_Do this_.
Check the listing below line by line and report how many lines hold "Fasten", with no other words.

━━ Record set ━━

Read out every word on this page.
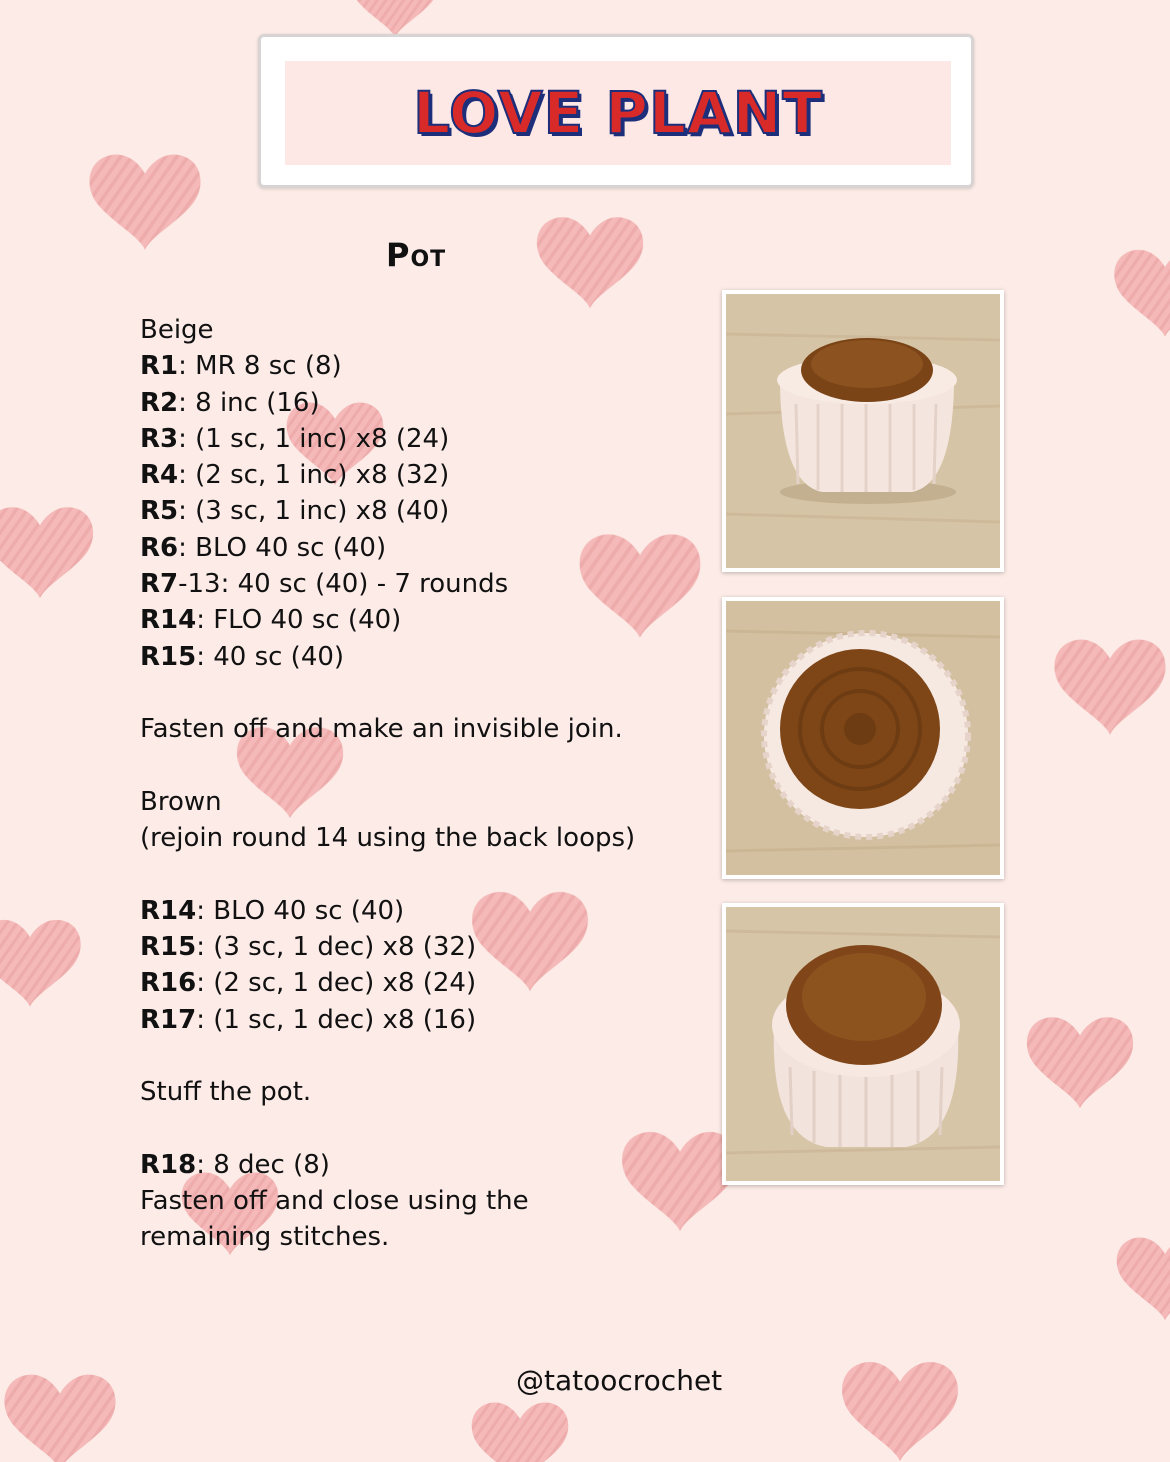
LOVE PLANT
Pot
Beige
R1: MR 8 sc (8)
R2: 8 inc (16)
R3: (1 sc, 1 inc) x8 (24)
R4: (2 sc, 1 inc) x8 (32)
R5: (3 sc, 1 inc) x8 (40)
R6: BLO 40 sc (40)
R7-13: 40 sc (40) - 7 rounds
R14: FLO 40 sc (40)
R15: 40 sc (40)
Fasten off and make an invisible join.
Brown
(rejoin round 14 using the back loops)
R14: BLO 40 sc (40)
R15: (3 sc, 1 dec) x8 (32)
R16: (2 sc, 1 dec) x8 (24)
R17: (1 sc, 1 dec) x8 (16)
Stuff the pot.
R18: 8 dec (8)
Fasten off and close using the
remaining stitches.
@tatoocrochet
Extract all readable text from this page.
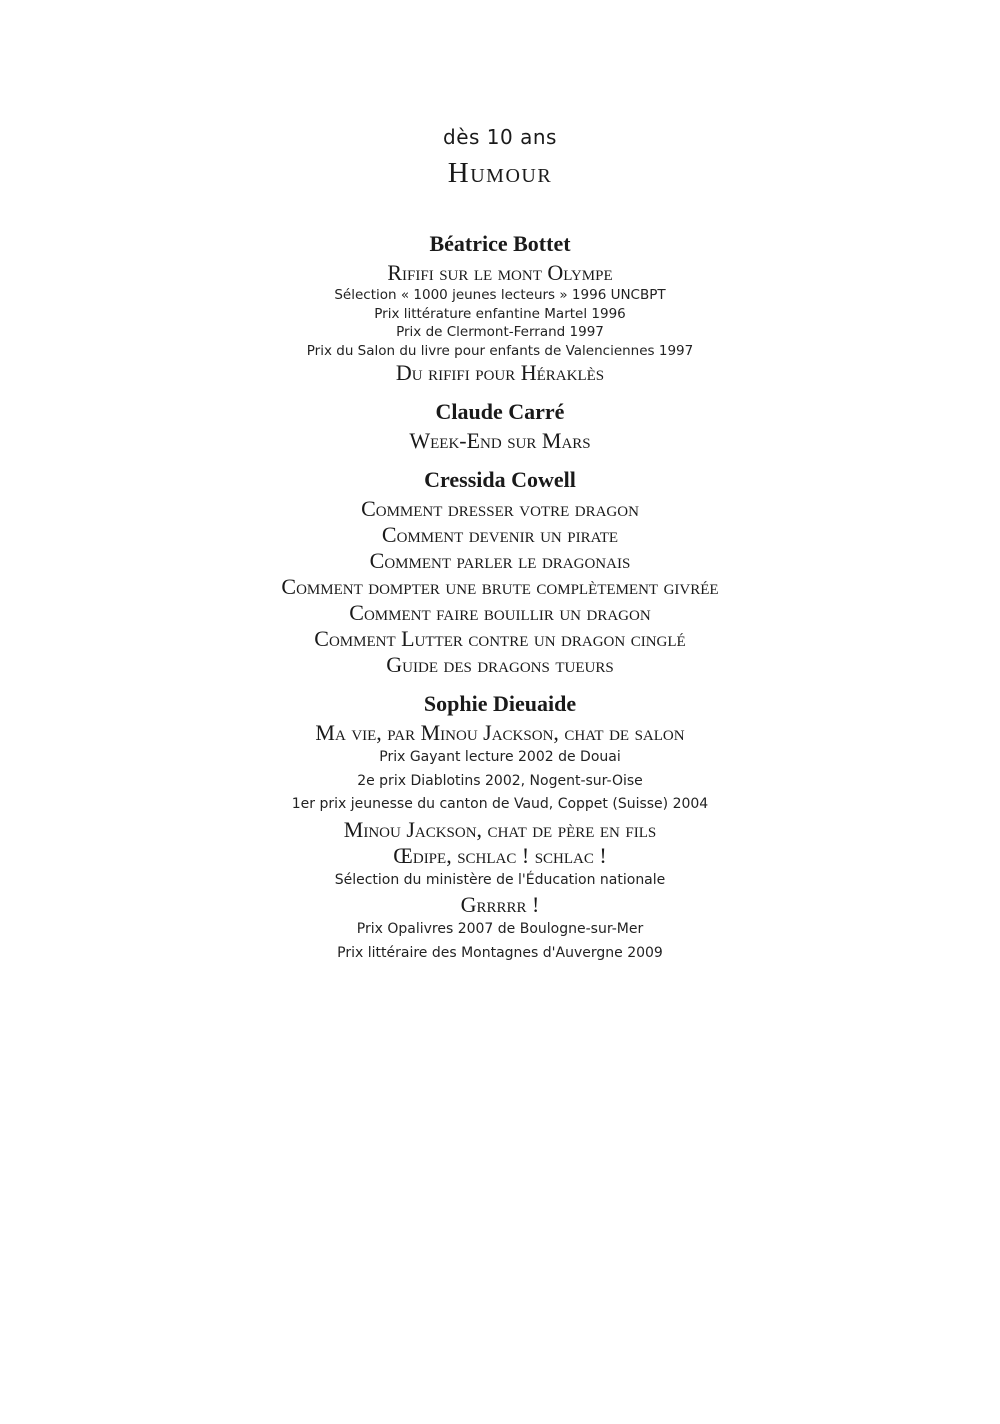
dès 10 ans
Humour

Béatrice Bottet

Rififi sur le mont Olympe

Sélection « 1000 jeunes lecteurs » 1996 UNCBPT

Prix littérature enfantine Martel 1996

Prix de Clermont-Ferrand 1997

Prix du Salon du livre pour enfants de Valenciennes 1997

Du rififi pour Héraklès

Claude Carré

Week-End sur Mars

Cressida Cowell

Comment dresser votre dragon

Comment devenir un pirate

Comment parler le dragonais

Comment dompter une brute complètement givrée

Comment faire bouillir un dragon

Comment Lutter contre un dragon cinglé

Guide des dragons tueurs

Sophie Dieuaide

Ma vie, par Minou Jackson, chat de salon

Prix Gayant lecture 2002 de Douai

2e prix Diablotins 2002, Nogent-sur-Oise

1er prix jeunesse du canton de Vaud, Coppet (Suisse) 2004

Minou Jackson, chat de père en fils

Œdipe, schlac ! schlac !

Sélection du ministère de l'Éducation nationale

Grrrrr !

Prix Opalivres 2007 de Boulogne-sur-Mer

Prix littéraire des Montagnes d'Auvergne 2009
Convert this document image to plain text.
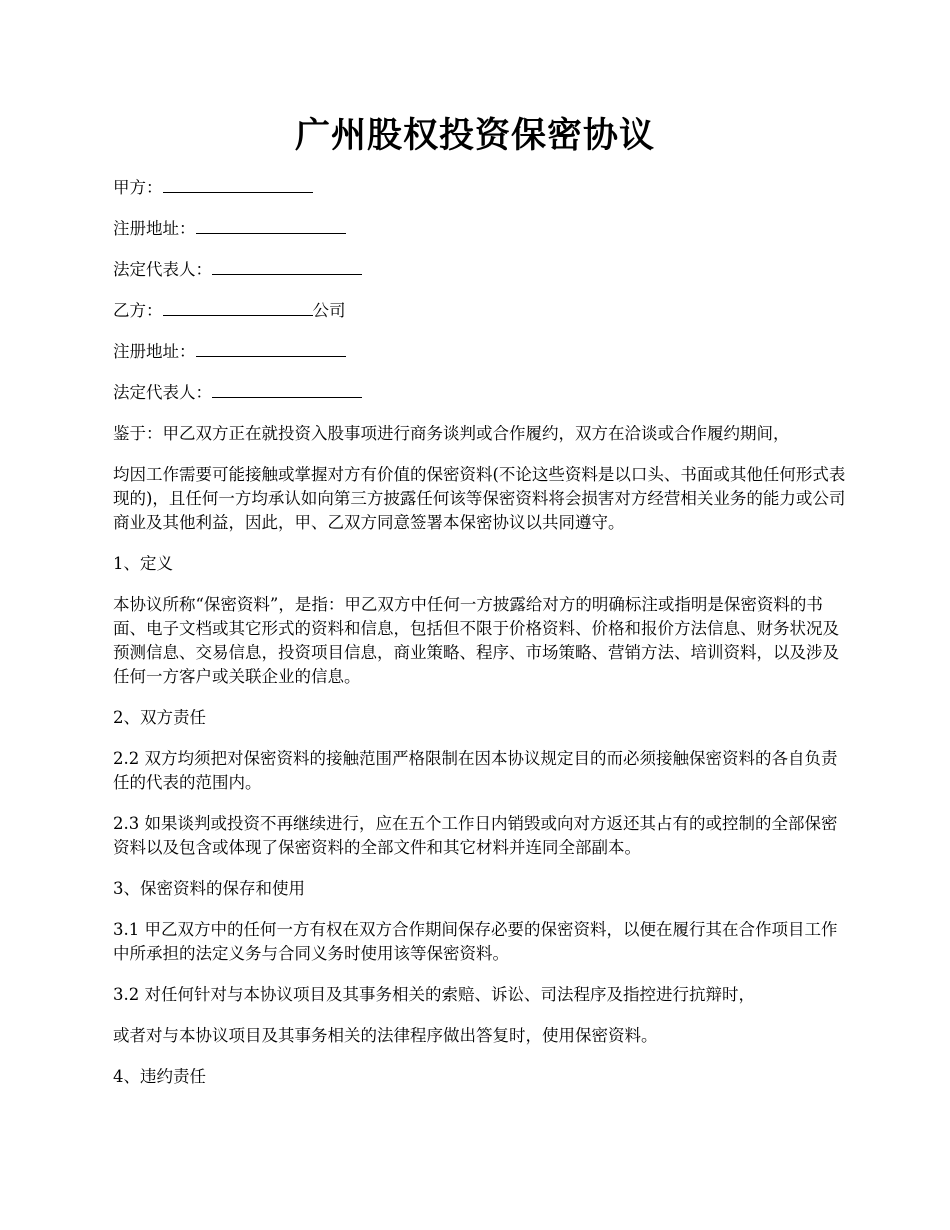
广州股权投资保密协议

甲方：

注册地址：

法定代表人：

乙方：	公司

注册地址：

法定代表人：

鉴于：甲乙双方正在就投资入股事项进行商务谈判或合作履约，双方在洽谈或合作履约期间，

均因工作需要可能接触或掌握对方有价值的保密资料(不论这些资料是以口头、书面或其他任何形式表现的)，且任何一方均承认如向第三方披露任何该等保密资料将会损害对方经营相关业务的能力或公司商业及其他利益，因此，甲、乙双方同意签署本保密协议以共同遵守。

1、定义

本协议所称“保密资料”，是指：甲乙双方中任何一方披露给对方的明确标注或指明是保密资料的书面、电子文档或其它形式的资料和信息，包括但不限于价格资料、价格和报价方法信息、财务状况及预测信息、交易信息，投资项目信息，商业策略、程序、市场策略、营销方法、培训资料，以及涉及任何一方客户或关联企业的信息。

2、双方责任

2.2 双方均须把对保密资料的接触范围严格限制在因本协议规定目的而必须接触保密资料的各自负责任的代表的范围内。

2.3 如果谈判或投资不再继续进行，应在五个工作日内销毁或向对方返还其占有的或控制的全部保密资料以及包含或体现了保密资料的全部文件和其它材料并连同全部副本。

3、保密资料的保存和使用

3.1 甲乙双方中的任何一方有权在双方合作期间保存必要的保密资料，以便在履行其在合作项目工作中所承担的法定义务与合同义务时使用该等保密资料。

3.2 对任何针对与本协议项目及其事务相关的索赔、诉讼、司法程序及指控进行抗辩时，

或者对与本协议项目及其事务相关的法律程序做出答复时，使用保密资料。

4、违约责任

━━━

_Final result_.
2